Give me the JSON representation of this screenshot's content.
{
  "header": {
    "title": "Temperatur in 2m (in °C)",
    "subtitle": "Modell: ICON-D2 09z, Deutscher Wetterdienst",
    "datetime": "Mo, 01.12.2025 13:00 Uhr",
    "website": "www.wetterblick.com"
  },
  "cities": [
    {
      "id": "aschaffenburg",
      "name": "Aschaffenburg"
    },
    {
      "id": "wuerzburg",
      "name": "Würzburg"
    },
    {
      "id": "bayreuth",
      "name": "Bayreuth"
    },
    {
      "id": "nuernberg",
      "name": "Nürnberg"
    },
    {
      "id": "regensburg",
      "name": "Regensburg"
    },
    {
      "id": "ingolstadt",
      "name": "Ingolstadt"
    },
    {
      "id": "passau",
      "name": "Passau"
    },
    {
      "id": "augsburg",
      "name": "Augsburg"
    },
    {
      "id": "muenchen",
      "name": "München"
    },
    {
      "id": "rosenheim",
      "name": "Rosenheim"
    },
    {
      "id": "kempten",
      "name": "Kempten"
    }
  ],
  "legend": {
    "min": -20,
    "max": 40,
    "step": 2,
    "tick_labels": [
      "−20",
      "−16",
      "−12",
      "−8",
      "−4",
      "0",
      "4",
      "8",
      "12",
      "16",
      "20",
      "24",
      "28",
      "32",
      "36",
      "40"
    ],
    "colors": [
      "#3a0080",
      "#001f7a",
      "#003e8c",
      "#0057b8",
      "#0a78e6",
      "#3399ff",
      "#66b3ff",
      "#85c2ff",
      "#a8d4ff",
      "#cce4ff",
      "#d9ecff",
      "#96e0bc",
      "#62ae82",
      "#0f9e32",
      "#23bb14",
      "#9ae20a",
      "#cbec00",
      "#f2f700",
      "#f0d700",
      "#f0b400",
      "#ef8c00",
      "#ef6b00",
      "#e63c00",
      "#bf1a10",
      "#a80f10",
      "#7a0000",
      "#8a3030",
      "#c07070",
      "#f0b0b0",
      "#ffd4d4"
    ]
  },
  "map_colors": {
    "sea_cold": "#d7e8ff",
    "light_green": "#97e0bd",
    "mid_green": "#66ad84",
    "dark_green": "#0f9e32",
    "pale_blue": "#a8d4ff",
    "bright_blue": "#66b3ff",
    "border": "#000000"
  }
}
++++++++
Retype the records that precede this task, keeping them exactly the same.

**TASK RESPONSE**:
Give me the JSON representation of this screenshot's content.
{
  "header": {
    "title": "Temperatur in 2m (in °C)",
    "subtitle": "Modell: ICON-D2 09z, Deutscher Wetterdienst",
    "datetime": "Mo, 01.12.2025 13:00 Uhr",
    "website": "www.wetterblick.com"
  },
  "cities": [
    {
      "id": "aschaffenburg",
      "name": "Aschaffenburg"
    },
    {
      "id": "wuerzburg",
      "name": "Würzburg"
    },
    {
      "id": "bayreuth",
      "name": "Bayreuth"
    },
    {
      "id": "nuernberg",
      "name": "Nürnberg"
    },
    {
      "id": "regensburg",
      "name": "Regensburg"
    },
    {
      "id": "ingolstadt",
      "name": "Ingolstadt"
    },
    {
      "id": "passau",
      "name": "Passau"
    },
    {
      "id": "augsburg",
      "name": "Augsburg"
    },
    {
      "id": "muenchen",
      "name": "München"
    },
    {
      "id": "rosenheim",
      "name": "Rosenheim"
    },
    {
      "id": "kempten",
      "name": "Kempten"
    }
  ],
  "legend": {
    "min": -20,
    "max": 40,
    "step": 2,
    "tick_labels": [
      "−20",
      "−16",
      "−12",
      "−8",
      "−4",
      "0",
      "4",
      "8",
      "12",
      "16",
      "20",
      "24",
      "28",
      "32",
      "36",
      "40"
    ],
    "colors": [
      "#3a0080",
      "#001f7a",
      "#003e8c",
      "#0057b8",
      "#0a78e6",
      "#3399ff",
      "#66b3ff",
      "#85c2ff",
      "#a8d4ff",
      "#cce4ff",
      "#d9ecff",
      "#96e0bc",
      "#62ae82",
      "#0f9e32",
      "#23bb14",
      "#9ae20a",
      "#cbec00",
      "#f2f700",
      "#f0d700",
      "#f0b400",
      "#ef8c00",
      "#ef6b00",
      "#e63c00",
      "#bf1a10",
      "#a80f10",
      "#7a0000",
      "#8a3030",
      "#c07070",
      "#f0b0b0",
      "#ffd4d4"
    ]
  },
  "map_colors": {
    "sea_cold": "#d7e8ff",
    "light_green": "#97e0bd",
    "mid_green": "#66ad84",
    "dark_green": "#0f9e32",
    "pale_blue": "#a8d4ff",
    "bright_blue": "#66b3ff",
    "border": "#000000"
  }
}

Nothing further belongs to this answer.